(Selected extract):
ATA seeks to liberalize rules on qualifying mechanical inspectors, citing shortage

Request made to FMCSA, which is taking comments on the proposal

In another sign that the pool of employees is getting tight up and down the supply chain, the American Trucking Associations is seeking a rule change to enable more supply of an overlooked part of how all the moving parts come together. 

In a notice published last week in the Federal Register, the Federal Motor Carrier Safety Administration is seeking comment on an ATA request regarding the qualifications of inspectors for both the FMCSA-mandated rule on periodic inspections, as well as brake system inspectors. The comment period ends Aug. 13. 

The ATA request would allow a person to qualify as an inspector by completing a training course “consistent with” a set of Recommended Practices that come out of the ATA’s Technology and Maintenance Council. 

In response to email questions submitted by FreightWaves to the ATA, a spokesman said tight supplies of qualified technicians is a key reason for the request to FMCSA. But the ATA also said it believes its proposed alternative methods of obtaining certification are preferable to the current rules. 

According to the Federal Register notice, the current rule is that to be qualified as an inspector, a person needs a combination of training or experience that totals one year. 

“We believe that completing training programs based on ATA’s Technology and Maintenance Council curricula could, in fact, be more thorough and structured than the current and arbitrary requirement of having simply a ‘one-year’ equivalent,” the ATA said in an email response. “But the trucking industry could improve the technician shortage if FMCSA would allow students to complete training programs from educators based on TMC curricula and enter a career-path in the industry in less than one-year’s time.”

(Data shown):
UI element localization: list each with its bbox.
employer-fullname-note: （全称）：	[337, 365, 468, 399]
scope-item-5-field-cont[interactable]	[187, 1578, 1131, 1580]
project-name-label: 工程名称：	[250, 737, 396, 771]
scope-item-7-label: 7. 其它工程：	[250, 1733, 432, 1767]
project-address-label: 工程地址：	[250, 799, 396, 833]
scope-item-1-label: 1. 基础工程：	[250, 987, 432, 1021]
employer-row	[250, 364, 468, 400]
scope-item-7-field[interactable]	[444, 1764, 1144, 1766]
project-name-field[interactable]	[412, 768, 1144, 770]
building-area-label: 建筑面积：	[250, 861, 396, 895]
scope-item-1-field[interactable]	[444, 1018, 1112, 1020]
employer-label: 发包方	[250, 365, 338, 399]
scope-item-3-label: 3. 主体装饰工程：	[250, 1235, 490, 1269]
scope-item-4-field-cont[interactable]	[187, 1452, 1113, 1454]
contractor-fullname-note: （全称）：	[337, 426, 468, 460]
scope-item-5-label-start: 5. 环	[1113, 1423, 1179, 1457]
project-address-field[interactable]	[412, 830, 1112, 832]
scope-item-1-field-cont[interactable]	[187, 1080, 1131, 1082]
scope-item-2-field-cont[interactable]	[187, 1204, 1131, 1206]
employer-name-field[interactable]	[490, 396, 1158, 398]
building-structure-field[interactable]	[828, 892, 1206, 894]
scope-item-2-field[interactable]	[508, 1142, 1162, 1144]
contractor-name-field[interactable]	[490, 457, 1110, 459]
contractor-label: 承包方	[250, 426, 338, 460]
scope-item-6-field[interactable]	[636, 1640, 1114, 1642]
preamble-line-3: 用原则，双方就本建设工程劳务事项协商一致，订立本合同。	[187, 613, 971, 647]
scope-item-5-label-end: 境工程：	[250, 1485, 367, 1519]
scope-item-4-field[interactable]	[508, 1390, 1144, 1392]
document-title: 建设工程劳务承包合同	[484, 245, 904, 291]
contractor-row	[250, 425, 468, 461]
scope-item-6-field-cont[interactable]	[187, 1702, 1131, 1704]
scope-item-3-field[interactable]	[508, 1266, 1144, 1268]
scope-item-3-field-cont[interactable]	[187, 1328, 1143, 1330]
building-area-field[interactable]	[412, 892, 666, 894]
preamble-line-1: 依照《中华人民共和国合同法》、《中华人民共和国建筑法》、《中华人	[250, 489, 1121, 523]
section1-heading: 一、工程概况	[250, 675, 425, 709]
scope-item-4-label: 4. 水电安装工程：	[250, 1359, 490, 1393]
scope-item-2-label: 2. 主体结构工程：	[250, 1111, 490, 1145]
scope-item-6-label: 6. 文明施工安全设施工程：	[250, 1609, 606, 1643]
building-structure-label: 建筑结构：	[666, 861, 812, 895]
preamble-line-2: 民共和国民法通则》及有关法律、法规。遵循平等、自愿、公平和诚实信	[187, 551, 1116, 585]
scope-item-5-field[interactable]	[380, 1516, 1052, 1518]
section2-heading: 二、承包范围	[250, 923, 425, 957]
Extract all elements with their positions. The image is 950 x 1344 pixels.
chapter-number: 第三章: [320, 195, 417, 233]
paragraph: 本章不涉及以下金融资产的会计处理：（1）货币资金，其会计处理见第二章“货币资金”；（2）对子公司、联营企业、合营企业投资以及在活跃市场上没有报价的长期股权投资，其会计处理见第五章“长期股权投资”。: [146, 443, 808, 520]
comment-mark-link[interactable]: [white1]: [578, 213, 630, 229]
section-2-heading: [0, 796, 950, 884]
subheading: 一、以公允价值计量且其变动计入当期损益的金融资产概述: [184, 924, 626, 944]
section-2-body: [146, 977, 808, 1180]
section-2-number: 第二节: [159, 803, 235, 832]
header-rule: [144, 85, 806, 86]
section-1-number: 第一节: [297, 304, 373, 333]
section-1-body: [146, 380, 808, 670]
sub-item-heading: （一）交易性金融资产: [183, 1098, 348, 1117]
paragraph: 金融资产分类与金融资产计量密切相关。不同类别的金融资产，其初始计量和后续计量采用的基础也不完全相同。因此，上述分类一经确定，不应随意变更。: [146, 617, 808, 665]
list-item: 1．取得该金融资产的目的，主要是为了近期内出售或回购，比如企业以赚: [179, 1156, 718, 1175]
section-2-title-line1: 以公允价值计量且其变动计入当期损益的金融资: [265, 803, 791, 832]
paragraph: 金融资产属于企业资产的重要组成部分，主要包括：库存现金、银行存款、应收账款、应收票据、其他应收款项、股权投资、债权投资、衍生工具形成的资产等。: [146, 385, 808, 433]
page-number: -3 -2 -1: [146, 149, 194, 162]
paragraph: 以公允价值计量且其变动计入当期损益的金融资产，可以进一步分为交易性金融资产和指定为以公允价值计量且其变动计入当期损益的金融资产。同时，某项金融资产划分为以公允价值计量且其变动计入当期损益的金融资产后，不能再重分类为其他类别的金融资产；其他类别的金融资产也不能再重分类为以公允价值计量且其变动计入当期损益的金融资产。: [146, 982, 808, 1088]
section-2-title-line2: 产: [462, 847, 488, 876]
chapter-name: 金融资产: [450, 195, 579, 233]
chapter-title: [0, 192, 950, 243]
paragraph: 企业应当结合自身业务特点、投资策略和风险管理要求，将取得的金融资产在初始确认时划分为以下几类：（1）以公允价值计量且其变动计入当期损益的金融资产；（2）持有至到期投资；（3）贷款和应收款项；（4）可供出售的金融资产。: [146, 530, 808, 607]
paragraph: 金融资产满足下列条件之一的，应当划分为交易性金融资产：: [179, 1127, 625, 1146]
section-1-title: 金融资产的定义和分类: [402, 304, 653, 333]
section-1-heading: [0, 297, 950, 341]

(Problems to work on):
(a) In the article on ATA's inspector proposal, on what date does the comment period end?
(b) Set down the part of the article on ATA's inspector proposal that opens with the words containing "In another sign" and closes with "ends Aug. 13.".
None of the rows has any bearing on what is asked here.

(Answers given):
(a) Aug. 13

(b)
In another sign that the pool of employees is getting tight up and down the supply chain, the American Trucking Associations is seeking a rule change to enable more supply of an overlooked part of how all the moving parts come together. 

In a notice published last week in the Federal Register, the Federal Motor Carrier Safety Administration is seeking comment on an ATA request regarding the qualifications of inspectors for both the FMCSA-mandated rule on periodic inspections, as well as brake system inspectors. The comment period ends Aug. 13.